Passage for review -
Form 8-K








Form 8-K




Pursuant to Section 13 or 15(d) of the Securities Exchange Act of 1934

Date of Report (Date of Earliest Event Reported): March 24, 2009 (March 18, 2009)



R&G Financial Corporation

(Exact name of registrant as specified in its charter)




Puerto Rico   001-31381   66-0532217

(State or other jurisdiction

of incorporation)

  (Commission File Number)  

(I.R.S. Employer

Identification No.)

290 Jesús T. Piñero Ave.

Hato Rey, San Juan, Puerto Rico 00918

(Address of principal executive offices and zip code)

(787) 758-2424

(Registrant’s telephone number, including area code)

Not applicable.

(Former name or former address, if changed since last report)



Check the appropriate box below if the Form 8-K filing is intended to simultaneously satisfy the filing obligation of the registrant under any of the following provisions:


¨ Written communications pursuant to Rule 425 under the Securities Act (17 CFR 230.425)


¨ Soliciting material pursuant to Rule 14a-12 under the Exchange Act (17 CFR 240.14a-12)


¨ Pre-commencement communications pursuant to Rule 14d-2(b) under the Exchange Act (17 CFR 240.14d-2(b))


¨ Pre-commencement communications pursuant to Rule 13e-4(c) under the Exchange Act (17 CFR 240.13e-4(c))




Item 4.01(a) Changes in Registrant’s Certifying Accountant

R&G Financial Corporation (the “Company”) has previously disclosed in filings with the Securities and Exchange Commission (the “SEC”) on Form 8-K the need to restate its audited consolidated financial statements for the years ended December 31, 2002, 2003 and 2004 and the reasons therefor. On November 2, 2007, the Company filed its restated consolidated financial statements in its amended Annual Report for the year ended December 31, 2004 on Form 10-K/A (the “2004 Form 10-K/A”).

Data entries -

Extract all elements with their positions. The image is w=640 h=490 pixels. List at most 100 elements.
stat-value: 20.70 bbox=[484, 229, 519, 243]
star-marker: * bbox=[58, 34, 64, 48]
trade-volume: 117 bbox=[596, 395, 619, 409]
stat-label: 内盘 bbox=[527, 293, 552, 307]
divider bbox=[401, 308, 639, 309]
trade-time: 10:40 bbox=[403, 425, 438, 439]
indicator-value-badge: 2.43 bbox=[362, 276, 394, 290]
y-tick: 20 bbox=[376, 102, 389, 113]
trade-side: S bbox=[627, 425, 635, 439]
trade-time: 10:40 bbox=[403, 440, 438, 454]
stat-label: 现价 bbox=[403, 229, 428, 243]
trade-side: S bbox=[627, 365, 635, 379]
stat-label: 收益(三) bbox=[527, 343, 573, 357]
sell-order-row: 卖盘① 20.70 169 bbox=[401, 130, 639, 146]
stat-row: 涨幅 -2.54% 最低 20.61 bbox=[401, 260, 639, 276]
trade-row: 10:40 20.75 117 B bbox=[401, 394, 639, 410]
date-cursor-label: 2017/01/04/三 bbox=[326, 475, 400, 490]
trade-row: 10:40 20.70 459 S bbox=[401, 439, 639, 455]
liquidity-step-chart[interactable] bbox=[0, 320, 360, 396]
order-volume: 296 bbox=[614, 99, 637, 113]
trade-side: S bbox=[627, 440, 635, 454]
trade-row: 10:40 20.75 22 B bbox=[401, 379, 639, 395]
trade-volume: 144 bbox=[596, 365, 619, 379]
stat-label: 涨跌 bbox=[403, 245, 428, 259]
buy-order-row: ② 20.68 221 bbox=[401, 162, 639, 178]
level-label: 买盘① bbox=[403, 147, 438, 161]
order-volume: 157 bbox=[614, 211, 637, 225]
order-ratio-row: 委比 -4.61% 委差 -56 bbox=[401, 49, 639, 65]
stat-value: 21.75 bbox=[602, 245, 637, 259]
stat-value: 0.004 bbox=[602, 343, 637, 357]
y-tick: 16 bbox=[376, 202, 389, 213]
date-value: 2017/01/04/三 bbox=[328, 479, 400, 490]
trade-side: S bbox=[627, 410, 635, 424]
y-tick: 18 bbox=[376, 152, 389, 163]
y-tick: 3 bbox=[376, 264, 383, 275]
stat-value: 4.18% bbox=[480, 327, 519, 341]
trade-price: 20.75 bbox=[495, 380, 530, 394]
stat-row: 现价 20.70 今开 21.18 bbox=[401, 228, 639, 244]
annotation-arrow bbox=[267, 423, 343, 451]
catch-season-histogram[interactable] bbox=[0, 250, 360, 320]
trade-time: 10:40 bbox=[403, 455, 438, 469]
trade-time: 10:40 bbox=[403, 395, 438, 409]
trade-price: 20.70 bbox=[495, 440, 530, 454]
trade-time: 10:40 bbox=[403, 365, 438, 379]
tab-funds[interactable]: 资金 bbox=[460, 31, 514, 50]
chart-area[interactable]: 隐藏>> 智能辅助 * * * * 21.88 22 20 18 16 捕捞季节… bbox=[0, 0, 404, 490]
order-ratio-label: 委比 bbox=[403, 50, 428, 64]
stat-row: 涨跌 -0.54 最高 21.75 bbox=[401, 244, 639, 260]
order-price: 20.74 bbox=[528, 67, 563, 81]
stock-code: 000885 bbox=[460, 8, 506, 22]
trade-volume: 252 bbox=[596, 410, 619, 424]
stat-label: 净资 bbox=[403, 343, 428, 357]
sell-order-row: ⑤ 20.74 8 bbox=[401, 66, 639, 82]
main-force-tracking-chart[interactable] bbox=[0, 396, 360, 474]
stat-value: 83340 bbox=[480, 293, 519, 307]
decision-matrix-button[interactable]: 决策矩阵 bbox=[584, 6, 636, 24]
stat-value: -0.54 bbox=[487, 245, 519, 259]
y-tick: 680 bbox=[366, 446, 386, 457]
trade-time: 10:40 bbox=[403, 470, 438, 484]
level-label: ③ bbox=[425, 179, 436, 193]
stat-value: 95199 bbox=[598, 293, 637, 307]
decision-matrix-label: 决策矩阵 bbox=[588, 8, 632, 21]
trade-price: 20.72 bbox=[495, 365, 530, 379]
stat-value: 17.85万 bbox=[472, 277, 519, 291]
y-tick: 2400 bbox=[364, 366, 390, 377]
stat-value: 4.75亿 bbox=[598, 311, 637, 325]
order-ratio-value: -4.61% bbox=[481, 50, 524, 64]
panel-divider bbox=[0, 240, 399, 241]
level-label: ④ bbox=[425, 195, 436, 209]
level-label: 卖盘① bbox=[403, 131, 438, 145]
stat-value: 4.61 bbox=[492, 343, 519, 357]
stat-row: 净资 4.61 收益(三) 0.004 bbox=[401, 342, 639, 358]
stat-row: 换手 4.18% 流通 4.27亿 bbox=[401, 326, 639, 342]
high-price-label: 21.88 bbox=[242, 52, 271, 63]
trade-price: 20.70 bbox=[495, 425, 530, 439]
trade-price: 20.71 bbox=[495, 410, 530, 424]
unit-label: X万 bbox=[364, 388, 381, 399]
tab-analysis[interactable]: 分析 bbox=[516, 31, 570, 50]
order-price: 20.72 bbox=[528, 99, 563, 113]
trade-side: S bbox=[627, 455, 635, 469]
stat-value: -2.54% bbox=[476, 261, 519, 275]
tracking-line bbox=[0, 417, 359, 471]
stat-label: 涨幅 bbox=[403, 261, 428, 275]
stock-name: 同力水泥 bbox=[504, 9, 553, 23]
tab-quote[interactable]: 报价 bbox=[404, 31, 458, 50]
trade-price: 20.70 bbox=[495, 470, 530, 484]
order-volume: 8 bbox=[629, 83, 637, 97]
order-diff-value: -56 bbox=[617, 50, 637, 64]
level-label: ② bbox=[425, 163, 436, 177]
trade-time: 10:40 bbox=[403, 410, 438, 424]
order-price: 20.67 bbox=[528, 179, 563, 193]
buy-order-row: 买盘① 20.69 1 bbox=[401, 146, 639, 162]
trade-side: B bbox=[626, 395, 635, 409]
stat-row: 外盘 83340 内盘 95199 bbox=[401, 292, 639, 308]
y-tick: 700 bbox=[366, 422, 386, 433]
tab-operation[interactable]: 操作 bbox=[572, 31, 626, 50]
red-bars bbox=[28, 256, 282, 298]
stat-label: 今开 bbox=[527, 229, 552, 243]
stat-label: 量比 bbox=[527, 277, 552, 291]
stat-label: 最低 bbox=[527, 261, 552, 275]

Task to complete - Reproduce the entire Form 8-K filing word for word, from its first line to its last.

Task response -
Form 8-K








Form 8-K




Pursuant to Section 13 or 15(d) of the Securities Exchange Act of 1934

Date of Report (Date of Earliest Event Reported): March 24, 2009 (March 18, 2009)



R&G Financial Corporation

(Exact name of registrant as specified in its charter)




Puerto Rico   001-31381   66-0532217

(State or other jurisdiction

of incorporation)

  (Commission File Number)  

(I.R.S. Employer

Identification No.)

290 Jesús T. Piñero Ave.

Hato Rey, San Juan, Puerto Rico 00918

(Address of principal executive offices and zip code)

(787) 758-2424

(Registrant’s telephone number, including area code)

Not applicable.

(Former name or former address, if changed since last report)



Check the appropriate box below if the Form 8-K filing is intended to simultaneously satisfy the filing obligation of the registrant under any of the following provisions:


¨ Written communications pursuant to Rule 425 under the Securities Act (17 CFR 230.425)


¨ Soliciting material pursuant to Rule 14a-12 under the Exchange Act (17 CFR 240.14a-12)


¨ Pre-commencement communications pursuant to Rule 14d-2(b) under the Exchange Act (17 CFR 240.14d-2(b))


¨ Pre-commencement communications pursuant to Rule 13e-4(c) under the Exchange Act (17 CFR 240.13e-4(c))




Item 4.01(a) Changes in Registrant’s Certifying Accountant

R&G Financial Corporation (the “Company”) has previously disclosed in filings with the Securities and Exchange Commission (the “SEC”) on Form 8-K the need to restate its audited consolidated financial statements for the years ended December 31, 2002, 2003 and 2004 and the reasons therefor. On November 2, 2007, the Company filed its restated consolidated financial statements in its amended Annual Report for the year ended December 31, 2004 on Form 10-K/A (the “2004 Form 10-K/A”).